In the listing below, find each line holding "kunde" and copy it.
----
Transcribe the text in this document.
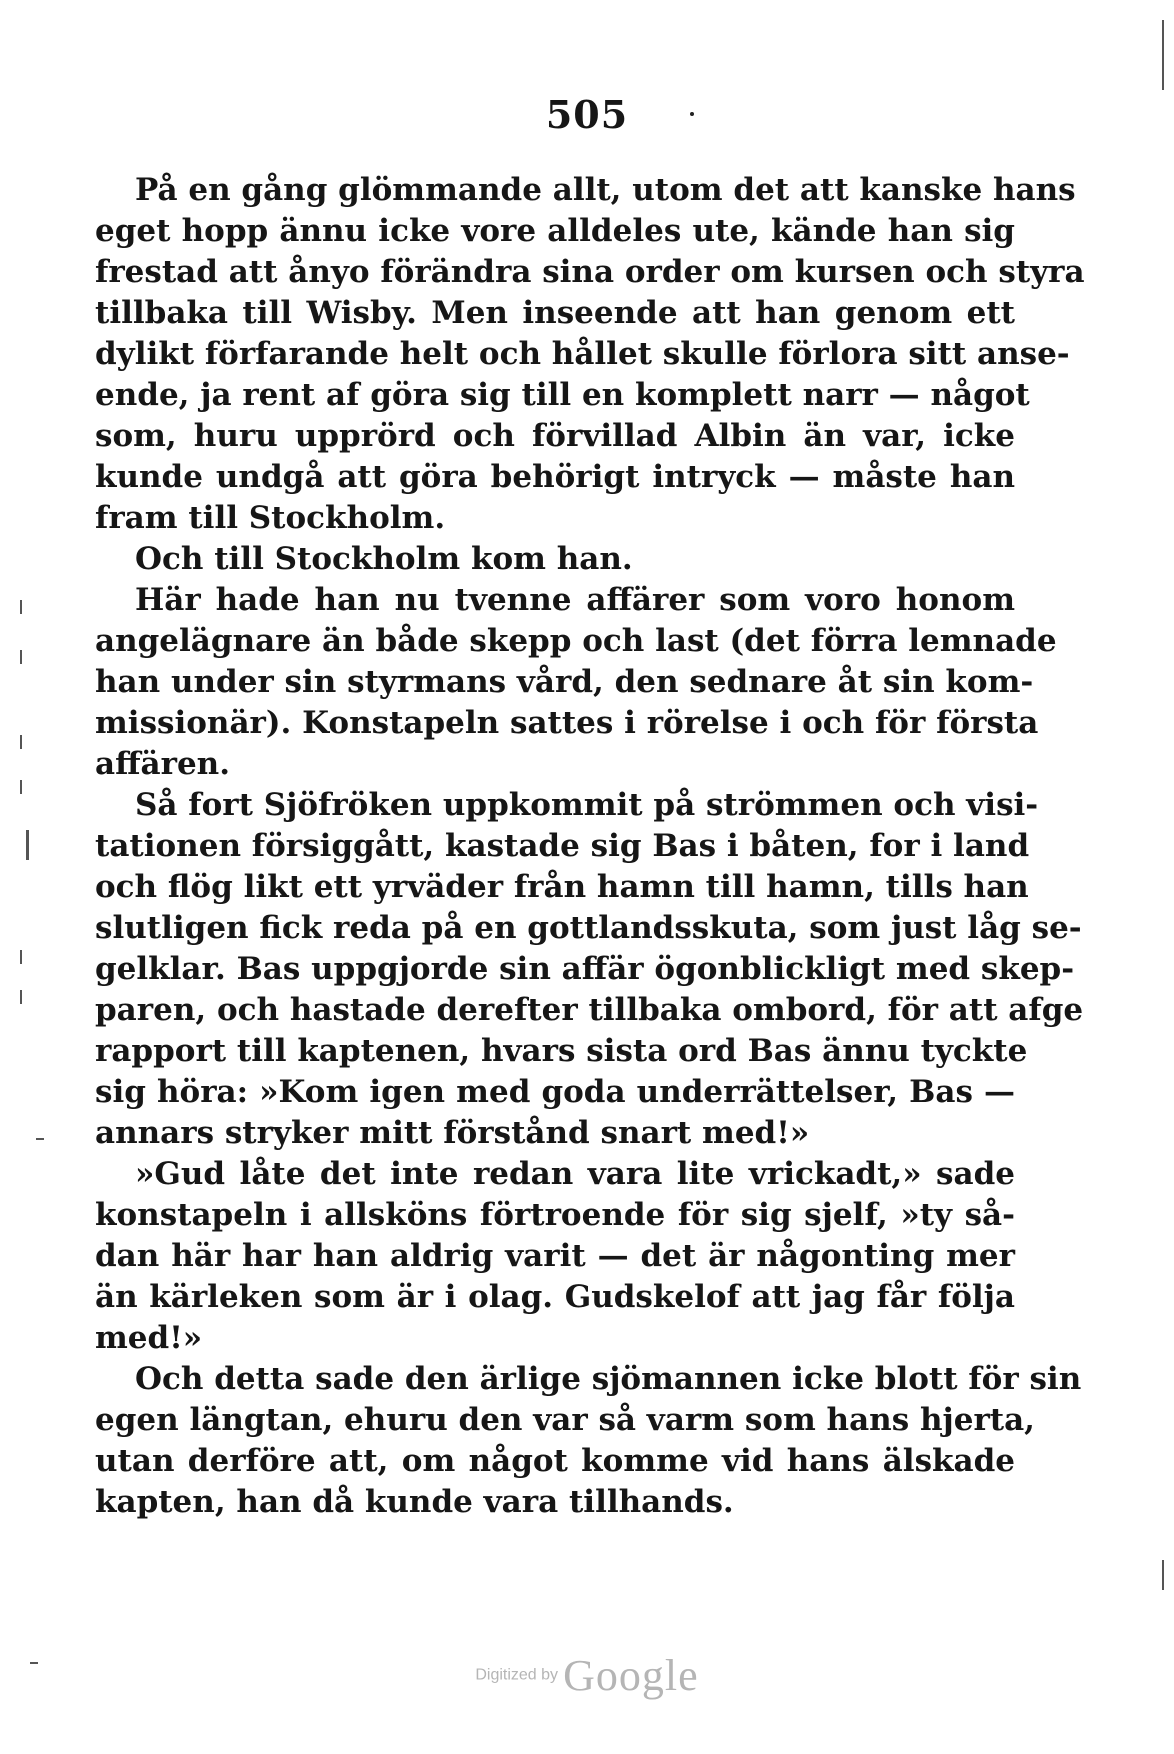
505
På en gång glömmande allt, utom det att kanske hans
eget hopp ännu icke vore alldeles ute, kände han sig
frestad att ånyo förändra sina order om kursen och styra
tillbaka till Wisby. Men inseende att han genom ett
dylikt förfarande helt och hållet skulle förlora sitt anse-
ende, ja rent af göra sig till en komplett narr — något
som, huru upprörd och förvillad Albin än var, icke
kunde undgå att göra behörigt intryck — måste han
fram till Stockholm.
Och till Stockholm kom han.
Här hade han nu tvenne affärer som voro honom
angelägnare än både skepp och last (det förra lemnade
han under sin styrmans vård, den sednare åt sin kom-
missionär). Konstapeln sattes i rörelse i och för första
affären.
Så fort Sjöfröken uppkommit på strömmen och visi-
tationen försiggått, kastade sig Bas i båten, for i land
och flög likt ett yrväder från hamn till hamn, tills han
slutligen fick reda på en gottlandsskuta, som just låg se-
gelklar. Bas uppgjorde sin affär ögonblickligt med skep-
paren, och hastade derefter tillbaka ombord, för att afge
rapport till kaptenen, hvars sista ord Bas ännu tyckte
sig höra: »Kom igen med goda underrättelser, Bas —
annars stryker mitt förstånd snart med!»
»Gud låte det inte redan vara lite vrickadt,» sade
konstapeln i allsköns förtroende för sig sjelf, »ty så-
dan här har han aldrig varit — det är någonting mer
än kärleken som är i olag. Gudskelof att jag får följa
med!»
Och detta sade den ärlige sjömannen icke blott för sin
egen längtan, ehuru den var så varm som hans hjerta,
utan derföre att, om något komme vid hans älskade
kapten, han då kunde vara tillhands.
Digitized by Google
----
● **Response to this exercise**
kunde undgå att göra behörigt intryck — måste han
kapten, han då kunde vara tillhands.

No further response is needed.